WRITTEN EXERCISE
Return the lines where the word "this" occurs.

Collected data:
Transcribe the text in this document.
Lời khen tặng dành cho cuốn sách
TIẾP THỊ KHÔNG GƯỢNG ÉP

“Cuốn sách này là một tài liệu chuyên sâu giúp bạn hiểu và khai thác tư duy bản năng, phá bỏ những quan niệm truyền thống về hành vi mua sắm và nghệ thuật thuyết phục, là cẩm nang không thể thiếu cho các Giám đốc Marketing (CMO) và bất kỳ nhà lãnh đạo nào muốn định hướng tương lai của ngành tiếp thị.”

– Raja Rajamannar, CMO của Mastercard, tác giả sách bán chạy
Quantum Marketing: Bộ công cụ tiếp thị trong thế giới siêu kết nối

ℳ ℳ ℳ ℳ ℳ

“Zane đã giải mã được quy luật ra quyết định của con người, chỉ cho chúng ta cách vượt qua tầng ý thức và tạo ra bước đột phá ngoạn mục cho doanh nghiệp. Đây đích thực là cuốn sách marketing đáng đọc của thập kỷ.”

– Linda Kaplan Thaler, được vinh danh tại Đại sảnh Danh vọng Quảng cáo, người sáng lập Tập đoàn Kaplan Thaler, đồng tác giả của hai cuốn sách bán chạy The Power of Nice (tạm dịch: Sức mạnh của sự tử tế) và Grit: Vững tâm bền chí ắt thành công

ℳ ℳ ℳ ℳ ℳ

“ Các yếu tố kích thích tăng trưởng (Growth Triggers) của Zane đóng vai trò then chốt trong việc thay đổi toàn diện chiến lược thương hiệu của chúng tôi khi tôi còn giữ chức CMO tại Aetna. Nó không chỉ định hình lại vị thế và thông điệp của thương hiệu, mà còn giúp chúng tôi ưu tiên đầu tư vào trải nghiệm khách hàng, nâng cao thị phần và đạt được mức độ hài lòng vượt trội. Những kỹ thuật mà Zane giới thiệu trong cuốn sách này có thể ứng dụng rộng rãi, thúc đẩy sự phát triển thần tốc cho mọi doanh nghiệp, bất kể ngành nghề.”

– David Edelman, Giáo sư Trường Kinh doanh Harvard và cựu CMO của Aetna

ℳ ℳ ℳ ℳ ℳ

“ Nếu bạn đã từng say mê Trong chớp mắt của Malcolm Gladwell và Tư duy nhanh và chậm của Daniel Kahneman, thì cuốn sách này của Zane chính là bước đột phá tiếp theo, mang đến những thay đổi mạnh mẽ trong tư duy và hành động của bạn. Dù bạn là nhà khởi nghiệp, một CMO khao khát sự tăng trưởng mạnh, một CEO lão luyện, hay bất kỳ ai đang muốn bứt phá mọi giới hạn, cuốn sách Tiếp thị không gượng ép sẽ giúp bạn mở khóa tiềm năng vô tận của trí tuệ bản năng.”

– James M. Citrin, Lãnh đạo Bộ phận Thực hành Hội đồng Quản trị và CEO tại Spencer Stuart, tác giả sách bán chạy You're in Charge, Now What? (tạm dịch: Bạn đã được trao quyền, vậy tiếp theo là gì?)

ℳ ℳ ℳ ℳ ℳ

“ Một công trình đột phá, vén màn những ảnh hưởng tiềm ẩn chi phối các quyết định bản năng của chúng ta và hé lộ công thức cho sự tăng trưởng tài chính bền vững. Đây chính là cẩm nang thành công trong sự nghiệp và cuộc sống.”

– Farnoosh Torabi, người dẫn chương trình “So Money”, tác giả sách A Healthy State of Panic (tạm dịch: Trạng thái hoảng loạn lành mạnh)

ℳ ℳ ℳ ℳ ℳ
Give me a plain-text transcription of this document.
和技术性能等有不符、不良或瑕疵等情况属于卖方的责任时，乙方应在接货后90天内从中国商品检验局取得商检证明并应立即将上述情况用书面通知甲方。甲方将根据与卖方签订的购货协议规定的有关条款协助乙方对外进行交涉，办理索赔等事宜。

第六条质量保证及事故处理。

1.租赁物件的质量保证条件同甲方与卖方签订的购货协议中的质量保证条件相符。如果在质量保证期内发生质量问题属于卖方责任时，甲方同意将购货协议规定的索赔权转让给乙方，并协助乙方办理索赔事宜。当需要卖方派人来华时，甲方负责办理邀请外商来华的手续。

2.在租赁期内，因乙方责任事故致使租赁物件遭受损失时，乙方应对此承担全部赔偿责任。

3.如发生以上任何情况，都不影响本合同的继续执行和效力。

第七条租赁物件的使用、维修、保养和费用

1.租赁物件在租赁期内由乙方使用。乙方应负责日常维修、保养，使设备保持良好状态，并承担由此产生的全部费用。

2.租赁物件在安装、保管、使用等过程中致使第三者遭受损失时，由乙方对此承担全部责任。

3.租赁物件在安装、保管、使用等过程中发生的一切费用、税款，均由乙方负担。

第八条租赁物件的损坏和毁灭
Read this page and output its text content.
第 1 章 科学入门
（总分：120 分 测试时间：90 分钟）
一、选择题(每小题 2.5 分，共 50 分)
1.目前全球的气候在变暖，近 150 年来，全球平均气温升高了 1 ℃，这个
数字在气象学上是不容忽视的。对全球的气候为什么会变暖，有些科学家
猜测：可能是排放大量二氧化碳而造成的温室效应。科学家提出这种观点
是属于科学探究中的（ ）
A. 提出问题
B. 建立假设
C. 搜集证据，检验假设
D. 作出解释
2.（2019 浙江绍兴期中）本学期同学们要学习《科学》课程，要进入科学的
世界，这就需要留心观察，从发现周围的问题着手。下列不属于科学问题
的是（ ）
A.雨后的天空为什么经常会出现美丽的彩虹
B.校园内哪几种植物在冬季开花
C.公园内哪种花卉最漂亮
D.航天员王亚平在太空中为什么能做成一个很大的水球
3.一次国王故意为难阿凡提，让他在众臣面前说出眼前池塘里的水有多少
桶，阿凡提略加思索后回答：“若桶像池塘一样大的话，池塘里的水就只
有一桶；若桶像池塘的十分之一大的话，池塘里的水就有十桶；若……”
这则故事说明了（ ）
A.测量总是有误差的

WRITTEN ANSWER
Transcribe the text in this document.
Give me a plain-text transcription of this document.
Read this page and output its text content.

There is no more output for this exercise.